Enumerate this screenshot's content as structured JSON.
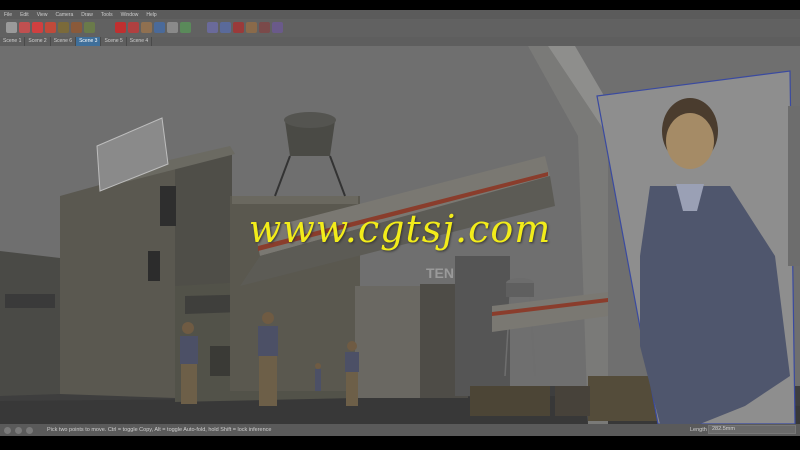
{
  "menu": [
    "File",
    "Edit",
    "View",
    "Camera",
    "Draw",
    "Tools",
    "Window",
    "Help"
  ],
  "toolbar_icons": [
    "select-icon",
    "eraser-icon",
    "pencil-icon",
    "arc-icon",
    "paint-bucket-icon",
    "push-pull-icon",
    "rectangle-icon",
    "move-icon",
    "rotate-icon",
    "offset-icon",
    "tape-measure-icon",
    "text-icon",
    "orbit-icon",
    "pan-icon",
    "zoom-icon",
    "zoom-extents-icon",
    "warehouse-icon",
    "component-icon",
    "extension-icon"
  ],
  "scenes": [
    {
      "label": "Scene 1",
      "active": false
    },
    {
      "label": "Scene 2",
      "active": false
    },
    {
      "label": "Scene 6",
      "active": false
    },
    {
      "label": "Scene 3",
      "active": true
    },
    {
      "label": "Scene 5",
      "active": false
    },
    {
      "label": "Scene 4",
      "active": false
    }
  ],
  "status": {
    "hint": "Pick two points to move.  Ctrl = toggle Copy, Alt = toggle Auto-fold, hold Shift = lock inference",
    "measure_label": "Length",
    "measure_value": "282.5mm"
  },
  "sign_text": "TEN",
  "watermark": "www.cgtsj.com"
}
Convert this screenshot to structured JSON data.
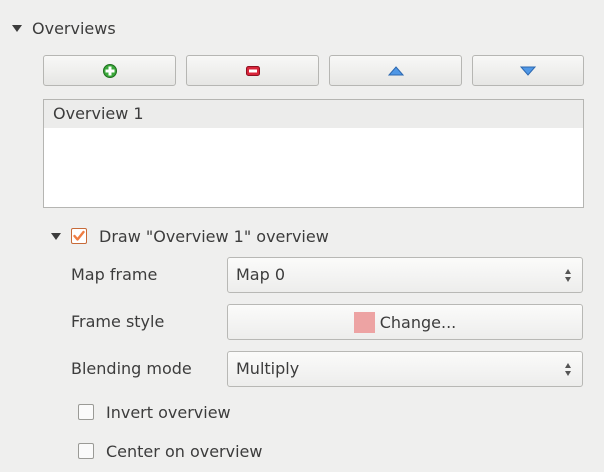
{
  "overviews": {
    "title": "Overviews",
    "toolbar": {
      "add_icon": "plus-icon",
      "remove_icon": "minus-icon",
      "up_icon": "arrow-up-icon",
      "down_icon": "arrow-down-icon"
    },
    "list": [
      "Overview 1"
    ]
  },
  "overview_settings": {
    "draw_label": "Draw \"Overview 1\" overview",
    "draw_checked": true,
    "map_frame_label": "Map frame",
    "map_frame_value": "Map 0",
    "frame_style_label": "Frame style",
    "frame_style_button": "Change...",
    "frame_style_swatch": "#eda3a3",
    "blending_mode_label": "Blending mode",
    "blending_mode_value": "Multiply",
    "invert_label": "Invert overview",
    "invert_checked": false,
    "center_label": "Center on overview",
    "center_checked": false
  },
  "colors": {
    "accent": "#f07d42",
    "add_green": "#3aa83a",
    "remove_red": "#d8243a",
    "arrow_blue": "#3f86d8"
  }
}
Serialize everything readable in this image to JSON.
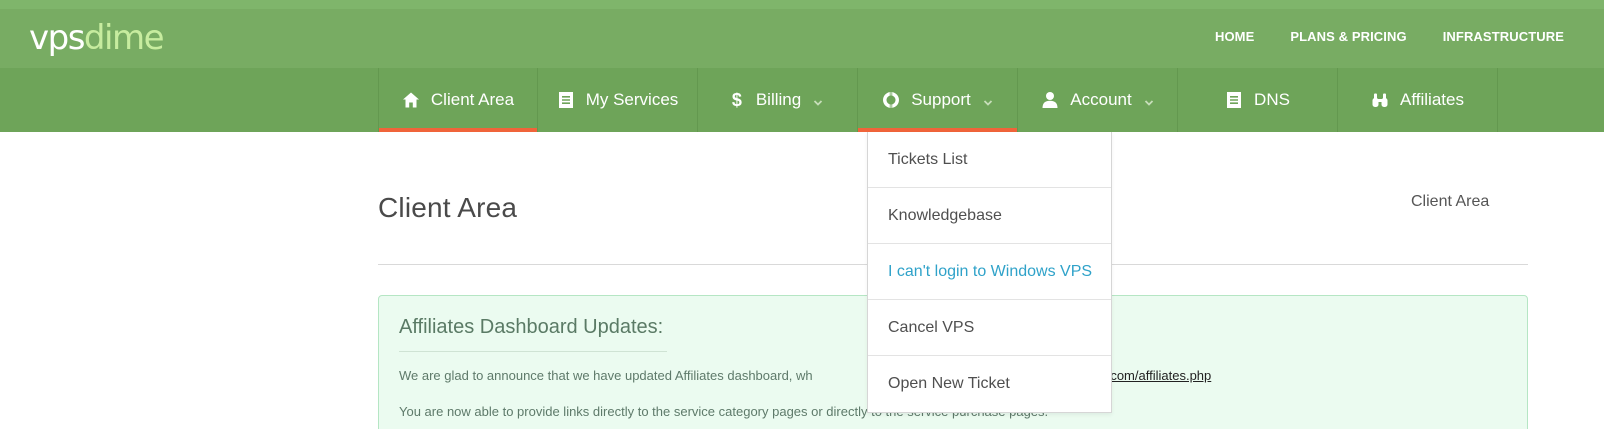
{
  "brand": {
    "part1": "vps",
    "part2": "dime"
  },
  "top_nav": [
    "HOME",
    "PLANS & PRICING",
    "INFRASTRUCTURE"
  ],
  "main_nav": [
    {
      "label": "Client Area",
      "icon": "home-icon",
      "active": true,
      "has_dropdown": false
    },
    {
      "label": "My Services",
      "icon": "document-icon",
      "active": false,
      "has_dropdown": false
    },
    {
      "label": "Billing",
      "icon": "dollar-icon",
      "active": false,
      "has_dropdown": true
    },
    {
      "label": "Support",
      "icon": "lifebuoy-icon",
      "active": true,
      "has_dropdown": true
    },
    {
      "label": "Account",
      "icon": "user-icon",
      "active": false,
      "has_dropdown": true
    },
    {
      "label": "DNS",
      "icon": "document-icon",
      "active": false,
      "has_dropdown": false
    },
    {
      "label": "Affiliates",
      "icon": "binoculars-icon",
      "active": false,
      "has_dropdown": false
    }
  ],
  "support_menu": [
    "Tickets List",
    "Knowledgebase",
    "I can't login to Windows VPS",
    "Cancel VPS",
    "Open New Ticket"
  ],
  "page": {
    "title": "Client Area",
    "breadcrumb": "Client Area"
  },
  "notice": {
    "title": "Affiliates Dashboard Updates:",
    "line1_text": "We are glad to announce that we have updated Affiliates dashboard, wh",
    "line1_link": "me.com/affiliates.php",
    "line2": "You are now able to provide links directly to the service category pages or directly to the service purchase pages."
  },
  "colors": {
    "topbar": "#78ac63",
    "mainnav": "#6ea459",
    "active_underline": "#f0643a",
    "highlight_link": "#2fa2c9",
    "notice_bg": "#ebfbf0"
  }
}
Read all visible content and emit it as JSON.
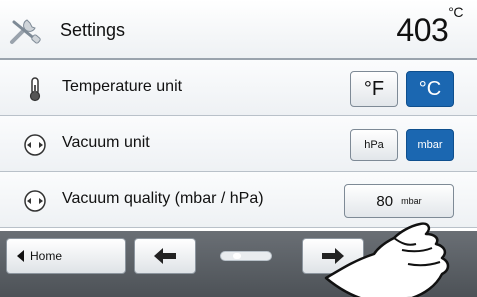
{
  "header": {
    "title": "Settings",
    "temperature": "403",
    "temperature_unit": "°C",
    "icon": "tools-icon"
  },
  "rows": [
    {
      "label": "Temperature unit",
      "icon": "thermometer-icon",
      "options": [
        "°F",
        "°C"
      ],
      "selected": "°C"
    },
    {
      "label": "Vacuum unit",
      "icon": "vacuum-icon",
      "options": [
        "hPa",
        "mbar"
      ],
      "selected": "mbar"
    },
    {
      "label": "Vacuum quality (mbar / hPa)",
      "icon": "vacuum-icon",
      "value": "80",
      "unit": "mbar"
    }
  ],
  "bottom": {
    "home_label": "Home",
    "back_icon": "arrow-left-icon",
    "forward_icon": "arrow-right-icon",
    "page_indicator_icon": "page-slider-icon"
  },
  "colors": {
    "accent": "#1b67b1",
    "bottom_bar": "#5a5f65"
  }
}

EXERCISE DIRECTIONS: Search the records for the string "title" and return every line in which it occurs.

THE RESULT:
    "title": "Overviews",
    "title": "Client Area",
    "title": "Affiliates Dashboard Updates:",
    "title": "Settings",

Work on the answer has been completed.